§ THE PROBLEM: Copy out each line below exactly as it appears.

Stored entries
[START]

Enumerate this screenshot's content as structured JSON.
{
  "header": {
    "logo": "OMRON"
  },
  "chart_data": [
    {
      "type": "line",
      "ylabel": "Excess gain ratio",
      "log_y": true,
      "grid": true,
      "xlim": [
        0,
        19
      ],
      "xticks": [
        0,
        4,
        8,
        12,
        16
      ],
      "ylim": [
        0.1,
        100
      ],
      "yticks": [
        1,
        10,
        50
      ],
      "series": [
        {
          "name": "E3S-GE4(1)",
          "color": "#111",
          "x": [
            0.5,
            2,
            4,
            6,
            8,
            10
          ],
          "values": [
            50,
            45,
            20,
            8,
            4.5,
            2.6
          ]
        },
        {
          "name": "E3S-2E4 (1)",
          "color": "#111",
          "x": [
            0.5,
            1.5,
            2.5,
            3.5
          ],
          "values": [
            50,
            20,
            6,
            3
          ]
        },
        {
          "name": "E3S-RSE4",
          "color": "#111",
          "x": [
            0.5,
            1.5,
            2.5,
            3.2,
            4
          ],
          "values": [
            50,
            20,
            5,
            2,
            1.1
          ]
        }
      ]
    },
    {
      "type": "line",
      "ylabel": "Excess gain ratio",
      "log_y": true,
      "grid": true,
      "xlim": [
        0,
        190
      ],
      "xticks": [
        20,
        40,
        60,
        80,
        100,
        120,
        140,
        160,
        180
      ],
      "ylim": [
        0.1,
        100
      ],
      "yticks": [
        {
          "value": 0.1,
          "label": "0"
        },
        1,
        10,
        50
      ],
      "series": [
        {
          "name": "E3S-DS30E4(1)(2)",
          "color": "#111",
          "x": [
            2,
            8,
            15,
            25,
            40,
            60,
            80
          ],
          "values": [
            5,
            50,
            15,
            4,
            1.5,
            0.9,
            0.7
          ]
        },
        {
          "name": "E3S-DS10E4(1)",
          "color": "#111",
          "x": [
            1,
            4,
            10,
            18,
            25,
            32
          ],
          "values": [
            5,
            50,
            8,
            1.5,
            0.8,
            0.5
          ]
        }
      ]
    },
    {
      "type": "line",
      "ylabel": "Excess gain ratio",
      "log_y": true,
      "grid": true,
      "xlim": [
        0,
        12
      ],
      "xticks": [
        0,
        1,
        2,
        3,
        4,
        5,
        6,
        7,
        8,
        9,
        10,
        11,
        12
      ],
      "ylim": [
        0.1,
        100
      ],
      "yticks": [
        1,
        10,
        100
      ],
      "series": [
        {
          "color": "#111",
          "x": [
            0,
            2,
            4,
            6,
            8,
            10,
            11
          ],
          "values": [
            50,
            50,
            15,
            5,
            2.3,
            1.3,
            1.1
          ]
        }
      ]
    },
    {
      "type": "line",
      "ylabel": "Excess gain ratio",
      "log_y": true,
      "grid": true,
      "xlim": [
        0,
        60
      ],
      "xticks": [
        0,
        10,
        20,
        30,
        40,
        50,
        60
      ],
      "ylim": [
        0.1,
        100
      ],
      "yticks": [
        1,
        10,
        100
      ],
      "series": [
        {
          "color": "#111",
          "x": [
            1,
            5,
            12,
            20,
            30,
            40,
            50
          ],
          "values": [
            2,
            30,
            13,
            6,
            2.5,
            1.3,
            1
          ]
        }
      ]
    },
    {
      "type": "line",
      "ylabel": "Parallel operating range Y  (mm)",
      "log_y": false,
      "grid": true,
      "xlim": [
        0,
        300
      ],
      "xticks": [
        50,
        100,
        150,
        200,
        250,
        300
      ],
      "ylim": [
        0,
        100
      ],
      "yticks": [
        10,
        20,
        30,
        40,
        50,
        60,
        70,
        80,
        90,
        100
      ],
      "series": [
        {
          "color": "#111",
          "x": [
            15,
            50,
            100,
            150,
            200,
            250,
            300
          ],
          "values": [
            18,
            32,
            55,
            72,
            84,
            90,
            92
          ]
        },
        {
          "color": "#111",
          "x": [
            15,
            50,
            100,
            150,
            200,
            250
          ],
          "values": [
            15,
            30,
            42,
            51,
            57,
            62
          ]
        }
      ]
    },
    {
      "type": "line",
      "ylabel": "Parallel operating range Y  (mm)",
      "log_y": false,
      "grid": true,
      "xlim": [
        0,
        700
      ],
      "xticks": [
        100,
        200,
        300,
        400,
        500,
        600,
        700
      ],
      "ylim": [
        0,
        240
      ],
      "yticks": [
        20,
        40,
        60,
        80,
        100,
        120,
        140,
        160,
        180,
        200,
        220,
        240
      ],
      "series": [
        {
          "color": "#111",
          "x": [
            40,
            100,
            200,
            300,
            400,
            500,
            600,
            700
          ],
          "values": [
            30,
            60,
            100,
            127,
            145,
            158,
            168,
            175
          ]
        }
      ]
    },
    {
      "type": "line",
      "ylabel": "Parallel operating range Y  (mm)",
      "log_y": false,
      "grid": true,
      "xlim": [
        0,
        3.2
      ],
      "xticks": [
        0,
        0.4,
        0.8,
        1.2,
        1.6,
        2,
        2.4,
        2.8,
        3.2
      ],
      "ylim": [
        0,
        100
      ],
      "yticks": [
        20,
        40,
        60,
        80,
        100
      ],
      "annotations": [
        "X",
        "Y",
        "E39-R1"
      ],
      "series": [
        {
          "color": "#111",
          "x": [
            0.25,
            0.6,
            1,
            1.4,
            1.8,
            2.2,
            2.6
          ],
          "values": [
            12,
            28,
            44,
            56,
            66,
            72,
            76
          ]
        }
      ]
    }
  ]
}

[END]

§ ANSWER:
Enumerate this screenshot's content as structured JSON.
{
  "header": {
    "logo": "OMRON"
  },
  "chart_data": [
    {
      "type": "line",
      "ylabel": "Excess gain ratio",
      "log_y": true,
      "grid": true,
      "xlim": [
        0,
        19
      ],
      "xticks": [
        0,
        4,
        8,
        12,
        16
      ],
      "ylim": [
        0.1,
        100
      ],
      "yticks": [
        1,
        10,
        50
      ],
      "series": [
        {
          "name": "E3S-GE4(1)",
          "color": "#111",
          "x": [
            0.5,
            2,
            4,
            6,
            8,
            10
          ],
          "values": [
            50,
            45,
            20,
            8,
            4.5,
            2.6
          ]
        },
        {
          "name": "E3S-2E4 (1)",
          "color": "#111",
          "x": [
            0.5,
            1.5,
            2.5,
            3.5
          ],
          "values": [
            50,
            20,
            6,
            3
          ]
        },
        {
          "name": "E3S-RSE4",
          "color": "#111",
          "x": [
            0.5,
            1.5,
            2.5,
            3.2,
            4
          ],
          "values": [
            50,
            20,
            5,
            2,
            1.1
          ]
        }
      ]
    },
    {
      "type": "line",
      "ylabel": "Excess gain ratio",
      "log_y": true,
      "grid": true,
      "xlim": [
        0,
        190
      ],
      "xticks": [
        20,
        40,
        60,
        80,
        100,
        120,
        140,
        160,
        180
      ],
      "ylim": [
        0.1,
        100
      ],
      "yticks": [
        {
          "value": 0.1,
          "label": "0"
        },
        1,
        10,
        50
      ],
      "series": [
        {
          "name": "E3S-DS30E4(1)(2)",
          "color": "#111",
          "x": [
            2,
            8,
            15,
            25,
            40,
            60,
            80
          ],
          "values": [
            5,
            50,
            15,
            4,
            1.5,
            0.9,
            0.7
          ]
        },
        {
          "name": "E3S-DS10E4(1)",
          "color": "#111",
          "x": [
            1,
            4,
            10,
            18,
            25,
            32
          ],
          "values": [
            5,
            50,
            8,
            1.5,
            0.8,
            0.5
          ]
        }
      ]
    },
    {
      "type": "line",
      "ylabel": "Excess gain ratio",
      "log_y": true,
      "grid": true,
      "xlim": [
        0,
        12
      ],
      "xticks": [
        0,
        1,
        2,
        3,
        4,
        5,
        6,
        7,
        8,
        9,
        10,
        11,
        12
      ],
      "ylim": [
        0.1,
        100
      ],
      "yticks": [
        1,
        10,
        100
      ],
      "series": [
        {
          "color": "#111",
          "x": [
            0,
            2,
            4,
            6,
            8,
            10,
            11
          ],
          "values": [
            50,
            50,
            15,
            5,
            2.3,
            1.3,
            1.1
          ]
        }
      ]
    },
    {
      "type": "line",
      "ylabel": "Excess gain ratio",
      "log_y": true,
      "grid": true,
      "xlim": [
        0,
        60
      ],
      "xticks": [
        0,
        10,
        20,
        30,
        40,
        50,
        60
      ],
      "ylim": [
        0.1,
        100
      ],
      "yticks": [
        1,
        10,
        100
      ],
      "series": [
        {
          "color": "#111",
          "x": [
            1,
            5,
            12,
            20,
            30,
            40,
            50
          ],
          "values": [
            2,
            30,
            13,
            6,
            2.5,
            1.3,
            1
          ]
        }
      ]
    },
    {
      "type": "line",
      "ylabel": "Parallel operating range Y  (mm)",
      "log_y": false,
      "grid": true,
      "xlim": [
        0,
        300
      ],
      "xticks": [
        50,
        100,
        150,
        200,
        250,
        300
      ],
      "ylim": [
        0,
        100
      ],
      "yticks": [
        10,
        20,
        30,
        40,
        50,
        60,
        70,
        80,
        90,
        100
      ],
      "series": [
        {
          "color": "#111",
          "x": [
            15,
            50,
            100,
            150,
            200,
            250,
            300
          ],
          "values": [
            18,
            32,
            55,
            72,
            84,
            90,
            92
          ]
        },
        {
          "color": "#111",
          "x": [
            15,
            50,
            100,
            150,
            200,
            250
          ],
          "values": [
            15,
            30,
            42,
            51,
            57,
            62
          ]
        }
      ]
    },
    {
      "type": "line",
      "ylabel": "Parallel operating range Y  (mm)",
      "log_y": false,
      "grid": true,
      "xlim": [
        0,
        700
      ],
      "xticks": [
        100,
        200,
        300,
        400,
        500,
        600,
        700
      ],
      "ylim": [
        0,
        240
      ],
      "yticks": [
        20,
        40,
        60,
        80,
        100,
        120,
        140,
        160,
        180,
        200,
        220,
        240
      ],
      "series": [
        {
          "color": "#111",
          "x": [
            40,
            100,
            200,
            300,
            400,
            500,
            600,
            700
          ],
          "values": [
            30,
            60,
            100,
            127,
            145,
            158,
            168,
            175
          ]
        }
      ]
    },
    {
      "type": "line",
      "ylabel": "Parallel operating range Y  (mm)",
      "log_y": false,
      "grid": true,
      "xlim": [
        0,
        3.2
      ],
      "xticks": [
        0,
        0.4,
        0.8,
        1.2,
        1.6,
        2,
        2.4,
        2.8,
        3.2
      ],
      "ylim": [
        0,
        100
      ],
      "yticks": [
        20,
        40,
        60,
        80,
        100
      ],
      "annotations": [
        "X",
        "Y",
        "E39-R1"
      ],
      "series": [
        {
          "color": "#111",
          "x": [
            0.25,
            0.6,
            1,
            1.4,
            1.8,
            2.2,
            2.6
          ],
          "values": [
            12,
            28,
            44,
            56,
            66,
            72,
            76
          ]
        }
      ]
    }
  ]
}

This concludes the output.